**THE PROBLEM:** Among the lines of these entries, how many hold the word "JSON"? State only the number.
--- start of GIVEN RECORDS ---
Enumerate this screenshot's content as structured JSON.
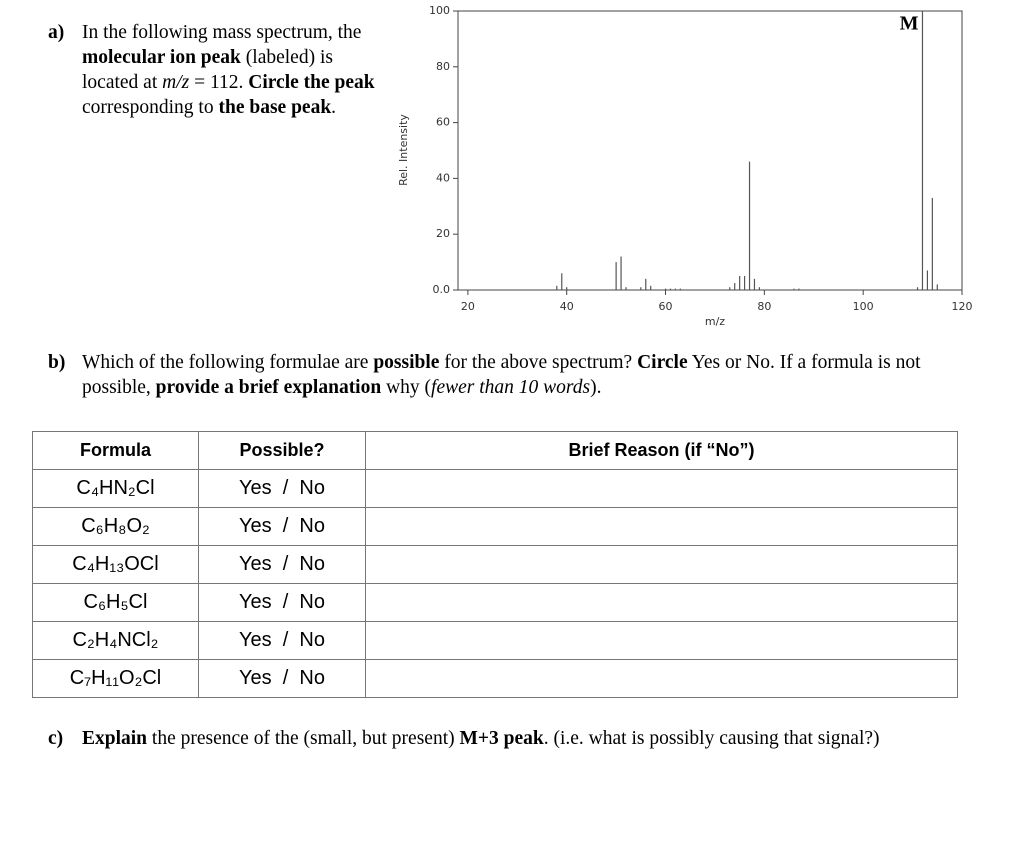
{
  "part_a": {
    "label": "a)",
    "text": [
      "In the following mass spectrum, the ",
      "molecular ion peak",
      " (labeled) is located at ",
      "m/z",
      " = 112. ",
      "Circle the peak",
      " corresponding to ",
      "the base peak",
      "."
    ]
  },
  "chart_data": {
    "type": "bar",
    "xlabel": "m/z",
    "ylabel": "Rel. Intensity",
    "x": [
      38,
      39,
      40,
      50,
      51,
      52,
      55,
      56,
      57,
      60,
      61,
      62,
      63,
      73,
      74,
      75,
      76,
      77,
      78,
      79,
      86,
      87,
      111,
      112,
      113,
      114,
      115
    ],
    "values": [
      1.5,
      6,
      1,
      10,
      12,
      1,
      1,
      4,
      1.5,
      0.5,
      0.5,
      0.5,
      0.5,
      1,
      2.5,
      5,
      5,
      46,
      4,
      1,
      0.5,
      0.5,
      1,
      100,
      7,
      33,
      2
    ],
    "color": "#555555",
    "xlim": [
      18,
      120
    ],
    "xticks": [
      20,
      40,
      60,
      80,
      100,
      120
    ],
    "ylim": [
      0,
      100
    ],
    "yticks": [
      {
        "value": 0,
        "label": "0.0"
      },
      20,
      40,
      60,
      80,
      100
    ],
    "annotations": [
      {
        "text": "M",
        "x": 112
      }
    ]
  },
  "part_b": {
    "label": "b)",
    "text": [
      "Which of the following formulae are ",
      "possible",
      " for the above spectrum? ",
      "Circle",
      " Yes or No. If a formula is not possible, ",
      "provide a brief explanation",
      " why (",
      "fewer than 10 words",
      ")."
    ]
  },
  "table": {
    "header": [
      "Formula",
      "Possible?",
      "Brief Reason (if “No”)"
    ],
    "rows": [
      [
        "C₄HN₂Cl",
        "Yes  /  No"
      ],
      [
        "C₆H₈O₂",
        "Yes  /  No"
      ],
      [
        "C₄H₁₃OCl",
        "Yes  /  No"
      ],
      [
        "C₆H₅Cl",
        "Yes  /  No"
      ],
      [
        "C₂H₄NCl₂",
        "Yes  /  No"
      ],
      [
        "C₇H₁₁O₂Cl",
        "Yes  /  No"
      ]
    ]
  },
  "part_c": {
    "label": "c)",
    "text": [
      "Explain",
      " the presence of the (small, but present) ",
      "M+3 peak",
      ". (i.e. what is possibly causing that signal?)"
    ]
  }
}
--- end of GIVEN RECORDS ---
--- start of GIVEN RECORDS ---
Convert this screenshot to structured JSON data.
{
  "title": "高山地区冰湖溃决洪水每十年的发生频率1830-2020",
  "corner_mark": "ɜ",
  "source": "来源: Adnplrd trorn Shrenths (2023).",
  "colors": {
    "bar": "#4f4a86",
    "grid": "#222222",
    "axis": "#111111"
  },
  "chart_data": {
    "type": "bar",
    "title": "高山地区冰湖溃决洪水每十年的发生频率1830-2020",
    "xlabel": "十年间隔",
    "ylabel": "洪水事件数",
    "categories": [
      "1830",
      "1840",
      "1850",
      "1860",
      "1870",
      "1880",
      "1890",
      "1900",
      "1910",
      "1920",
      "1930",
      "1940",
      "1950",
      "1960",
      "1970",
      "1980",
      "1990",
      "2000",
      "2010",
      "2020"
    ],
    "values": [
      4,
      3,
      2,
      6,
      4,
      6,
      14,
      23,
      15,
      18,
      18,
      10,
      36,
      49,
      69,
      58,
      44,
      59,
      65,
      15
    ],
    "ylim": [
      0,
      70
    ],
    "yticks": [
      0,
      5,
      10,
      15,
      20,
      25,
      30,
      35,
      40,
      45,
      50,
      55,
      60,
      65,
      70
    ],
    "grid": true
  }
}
--- end of GIVEN RECORDS ---
--- start of GIVEN RECORDS ---
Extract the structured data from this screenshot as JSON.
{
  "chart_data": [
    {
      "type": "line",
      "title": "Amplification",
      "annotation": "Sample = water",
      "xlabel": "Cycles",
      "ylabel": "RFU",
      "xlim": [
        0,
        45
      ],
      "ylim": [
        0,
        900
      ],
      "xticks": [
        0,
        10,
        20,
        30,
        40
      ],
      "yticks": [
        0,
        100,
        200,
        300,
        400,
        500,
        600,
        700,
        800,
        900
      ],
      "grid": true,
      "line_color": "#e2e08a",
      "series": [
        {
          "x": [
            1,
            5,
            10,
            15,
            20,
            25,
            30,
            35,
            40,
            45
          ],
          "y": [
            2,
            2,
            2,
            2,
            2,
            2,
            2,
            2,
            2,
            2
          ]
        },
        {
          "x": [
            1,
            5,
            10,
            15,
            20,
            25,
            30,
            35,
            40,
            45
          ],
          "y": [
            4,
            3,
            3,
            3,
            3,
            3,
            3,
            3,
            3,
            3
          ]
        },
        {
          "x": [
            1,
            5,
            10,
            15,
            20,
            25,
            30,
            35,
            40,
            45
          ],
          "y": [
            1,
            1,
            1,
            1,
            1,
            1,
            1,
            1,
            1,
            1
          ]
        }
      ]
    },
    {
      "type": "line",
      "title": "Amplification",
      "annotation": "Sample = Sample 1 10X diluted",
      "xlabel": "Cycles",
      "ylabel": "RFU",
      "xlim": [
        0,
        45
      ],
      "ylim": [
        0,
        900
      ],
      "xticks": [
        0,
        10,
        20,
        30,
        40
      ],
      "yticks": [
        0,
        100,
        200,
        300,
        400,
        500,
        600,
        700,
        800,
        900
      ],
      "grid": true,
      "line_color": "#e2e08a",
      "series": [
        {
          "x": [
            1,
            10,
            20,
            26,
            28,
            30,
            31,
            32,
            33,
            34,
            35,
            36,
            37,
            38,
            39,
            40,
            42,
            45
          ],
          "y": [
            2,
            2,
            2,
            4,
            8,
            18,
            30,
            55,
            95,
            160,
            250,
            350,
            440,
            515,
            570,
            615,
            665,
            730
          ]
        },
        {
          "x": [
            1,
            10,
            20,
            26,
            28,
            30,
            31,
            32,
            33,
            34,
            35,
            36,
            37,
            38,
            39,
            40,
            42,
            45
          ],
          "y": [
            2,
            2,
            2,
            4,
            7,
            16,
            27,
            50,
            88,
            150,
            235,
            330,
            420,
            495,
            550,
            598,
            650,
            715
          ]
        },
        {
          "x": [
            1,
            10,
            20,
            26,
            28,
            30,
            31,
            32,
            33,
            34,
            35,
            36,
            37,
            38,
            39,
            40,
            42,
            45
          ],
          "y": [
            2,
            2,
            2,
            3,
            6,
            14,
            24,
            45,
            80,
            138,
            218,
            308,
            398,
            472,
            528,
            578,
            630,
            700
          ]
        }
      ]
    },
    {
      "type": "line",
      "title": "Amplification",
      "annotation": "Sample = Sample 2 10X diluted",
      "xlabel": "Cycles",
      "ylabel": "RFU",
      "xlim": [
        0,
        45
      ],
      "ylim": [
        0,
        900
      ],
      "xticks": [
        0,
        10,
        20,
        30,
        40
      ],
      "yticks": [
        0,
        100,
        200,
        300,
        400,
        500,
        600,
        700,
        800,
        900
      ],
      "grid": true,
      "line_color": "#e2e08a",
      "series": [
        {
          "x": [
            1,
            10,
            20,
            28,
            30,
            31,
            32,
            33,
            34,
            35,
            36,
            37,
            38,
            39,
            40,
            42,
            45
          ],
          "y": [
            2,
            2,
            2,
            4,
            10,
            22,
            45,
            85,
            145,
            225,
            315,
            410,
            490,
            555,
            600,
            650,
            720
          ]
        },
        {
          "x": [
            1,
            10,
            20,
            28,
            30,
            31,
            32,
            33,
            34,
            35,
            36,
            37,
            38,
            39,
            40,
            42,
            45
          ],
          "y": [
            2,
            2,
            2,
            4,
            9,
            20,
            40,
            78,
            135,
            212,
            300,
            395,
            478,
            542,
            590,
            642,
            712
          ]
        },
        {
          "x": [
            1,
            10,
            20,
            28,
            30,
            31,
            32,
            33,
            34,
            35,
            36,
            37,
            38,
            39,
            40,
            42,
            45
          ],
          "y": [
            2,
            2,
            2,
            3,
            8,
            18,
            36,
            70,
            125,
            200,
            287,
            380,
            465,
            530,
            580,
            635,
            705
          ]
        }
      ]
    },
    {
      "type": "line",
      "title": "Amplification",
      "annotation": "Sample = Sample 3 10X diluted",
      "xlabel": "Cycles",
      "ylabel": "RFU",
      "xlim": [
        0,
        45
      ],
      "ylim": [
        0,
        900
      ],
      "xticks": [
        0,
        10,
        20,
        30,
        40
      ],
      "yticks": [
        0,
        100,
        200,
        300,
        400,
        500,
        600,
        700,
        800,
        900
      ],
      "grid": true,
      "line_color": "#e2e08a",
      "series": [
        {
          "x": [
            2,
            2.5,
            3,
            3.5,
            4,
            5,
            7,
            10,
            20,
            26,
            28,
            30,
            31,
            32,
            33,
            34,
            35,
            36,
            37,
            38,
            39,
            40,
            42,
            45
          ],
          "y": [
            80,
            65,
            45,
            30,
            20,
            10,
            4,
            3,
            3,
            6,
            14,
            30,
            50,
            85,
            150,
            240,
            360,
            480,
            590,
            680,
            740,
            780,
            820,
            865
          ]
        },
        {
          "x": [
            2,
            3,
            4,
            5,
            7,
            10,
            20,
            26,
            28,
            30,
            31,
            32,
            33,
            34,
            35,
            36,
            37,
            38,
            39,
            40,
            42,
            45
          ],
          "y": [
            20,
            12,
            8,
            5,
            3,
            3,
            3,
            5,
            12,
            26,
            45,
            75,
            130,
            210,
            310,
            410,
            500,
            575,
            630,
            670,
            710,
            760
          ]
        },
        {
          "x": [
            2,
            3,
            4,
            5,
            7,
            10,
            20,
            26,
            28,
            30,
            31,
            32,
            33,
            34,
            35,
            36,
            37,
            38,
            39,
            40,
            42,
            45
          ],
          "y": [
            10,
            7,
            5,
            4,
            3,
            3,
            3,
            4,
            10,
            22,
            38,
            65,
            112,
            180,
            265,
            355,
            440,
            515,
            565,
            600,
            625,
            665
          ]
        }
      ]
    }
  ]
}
--- end of GIVEN RECORDS ---
**ANSWER TO THIS EXERCISE:** 3